▸ **EXERCISE AIM**
Count the lines below that contain the word "this" and give only that number.

(Records about charts and figures)
>> START

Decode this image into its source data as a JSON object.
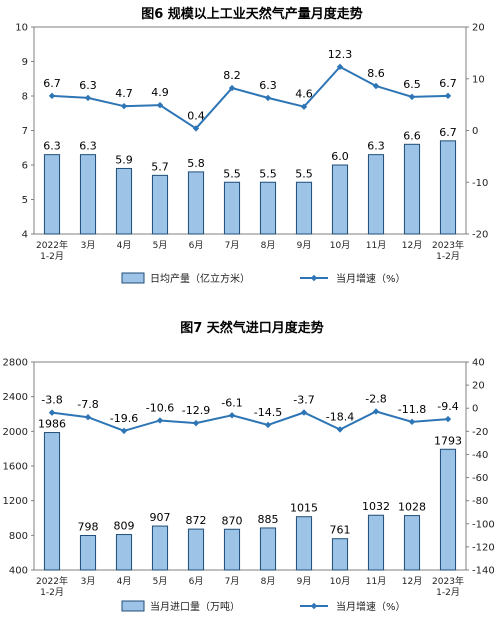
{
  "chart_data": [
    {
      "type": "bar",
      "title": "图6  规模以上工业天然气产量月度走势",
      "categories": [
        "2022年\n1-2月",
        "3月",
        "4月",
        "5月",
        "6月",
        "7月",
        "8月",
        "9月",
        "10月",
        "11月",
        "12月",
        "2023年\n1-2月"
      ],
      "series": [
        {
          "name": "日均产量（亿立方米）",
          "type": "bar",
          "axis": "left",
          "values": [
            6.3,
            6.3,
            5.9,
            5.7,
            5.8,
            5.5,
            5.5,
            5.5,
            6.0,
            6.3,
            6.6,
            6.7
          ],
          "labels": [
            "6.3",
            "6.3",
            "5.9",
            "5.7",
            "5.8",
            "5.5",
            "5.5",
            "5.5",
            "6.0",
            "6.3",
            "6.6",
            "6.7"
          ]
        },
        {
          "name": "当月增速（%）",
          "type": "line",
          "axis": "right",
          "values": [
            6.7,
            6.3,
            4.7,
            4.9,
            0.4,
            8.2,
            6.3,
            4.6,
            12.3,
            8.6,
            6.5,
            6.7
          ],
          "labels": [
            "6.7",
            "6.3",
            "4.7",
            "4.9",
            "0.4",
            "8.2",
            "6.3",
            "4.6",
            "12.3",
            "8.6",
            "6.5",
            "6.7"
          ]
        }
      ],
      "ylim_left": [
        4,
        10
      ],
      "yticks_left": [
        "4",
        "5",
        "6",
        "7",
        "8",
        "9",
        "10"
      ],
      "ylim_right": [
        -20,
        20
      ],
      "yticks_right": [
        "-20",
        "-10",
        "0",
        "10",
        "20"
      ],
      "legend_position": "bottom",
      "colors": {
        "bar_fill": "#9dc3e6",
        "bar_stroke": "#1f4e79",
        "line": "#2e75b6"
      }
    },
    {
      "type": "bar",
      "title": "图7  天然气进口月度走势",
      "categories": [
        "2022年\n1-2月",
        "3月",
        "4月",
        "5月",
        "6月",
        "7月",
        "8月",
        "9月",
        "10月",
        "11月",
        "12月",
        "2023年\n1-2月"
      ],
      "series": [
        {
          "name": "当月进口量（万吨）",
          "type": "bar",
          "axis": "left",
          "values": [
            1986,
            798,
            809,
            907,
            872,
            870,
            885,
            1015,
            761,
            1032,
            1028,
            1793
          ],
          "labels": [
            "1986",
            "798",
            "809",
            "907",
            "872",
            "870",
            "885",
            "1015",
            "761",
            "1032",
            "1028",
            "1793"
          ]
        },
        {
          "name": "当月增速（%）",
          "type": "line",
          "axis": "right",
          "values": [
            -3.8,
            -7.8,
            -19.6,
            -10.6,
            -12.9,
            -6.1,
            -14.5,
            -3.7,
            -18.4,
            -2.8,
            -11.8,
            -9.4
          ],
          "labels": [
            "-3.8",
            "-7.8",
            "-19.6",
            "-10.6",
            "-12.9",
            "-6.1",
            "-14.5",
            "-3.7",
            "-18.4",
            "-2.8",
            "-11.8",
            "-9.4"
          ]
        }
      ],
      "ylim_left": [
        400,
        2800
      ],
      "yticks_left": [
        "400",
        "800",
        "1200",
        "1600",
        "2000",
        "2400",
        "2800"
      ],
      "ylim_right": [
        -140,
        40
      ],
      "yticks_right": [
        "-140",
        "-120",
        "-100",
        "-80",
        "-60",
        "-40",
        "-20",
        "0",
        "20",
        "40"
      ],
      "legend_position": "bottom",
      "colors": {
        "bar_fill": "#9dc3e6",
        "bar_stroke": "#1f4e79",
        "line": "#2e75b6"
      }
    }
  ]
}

>> END
>> START

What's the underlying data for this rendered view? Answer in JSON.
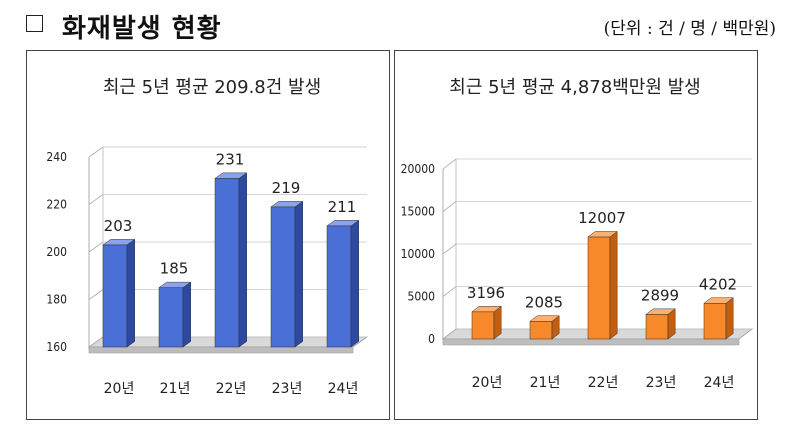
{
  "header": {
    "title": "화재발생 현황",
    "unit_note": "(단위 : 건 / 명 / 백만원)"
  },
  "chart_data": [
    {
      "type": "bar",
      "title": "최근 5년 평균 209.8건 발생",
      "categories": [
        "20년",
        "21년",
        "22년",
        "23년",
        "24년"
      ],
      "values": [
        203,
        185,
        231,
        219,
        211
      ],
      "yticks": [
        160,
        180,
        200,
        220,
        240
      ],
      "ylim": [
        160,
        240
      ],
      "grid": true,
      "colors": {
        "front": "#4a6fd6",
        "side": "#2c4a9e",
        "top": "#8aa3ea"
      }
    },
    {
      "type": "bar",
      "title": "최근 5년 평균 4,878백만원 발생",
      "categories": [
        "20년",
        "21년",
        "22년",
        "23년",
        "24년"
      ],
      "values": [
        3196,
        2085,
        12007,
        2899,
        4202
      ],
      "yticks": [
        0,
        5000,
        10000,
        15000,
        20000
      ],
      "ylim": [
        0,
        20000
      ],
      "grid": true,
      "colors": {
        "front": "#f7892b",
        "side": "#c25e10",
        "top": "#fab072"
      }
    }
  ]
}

>> END

▸ **THE ANSWER**
2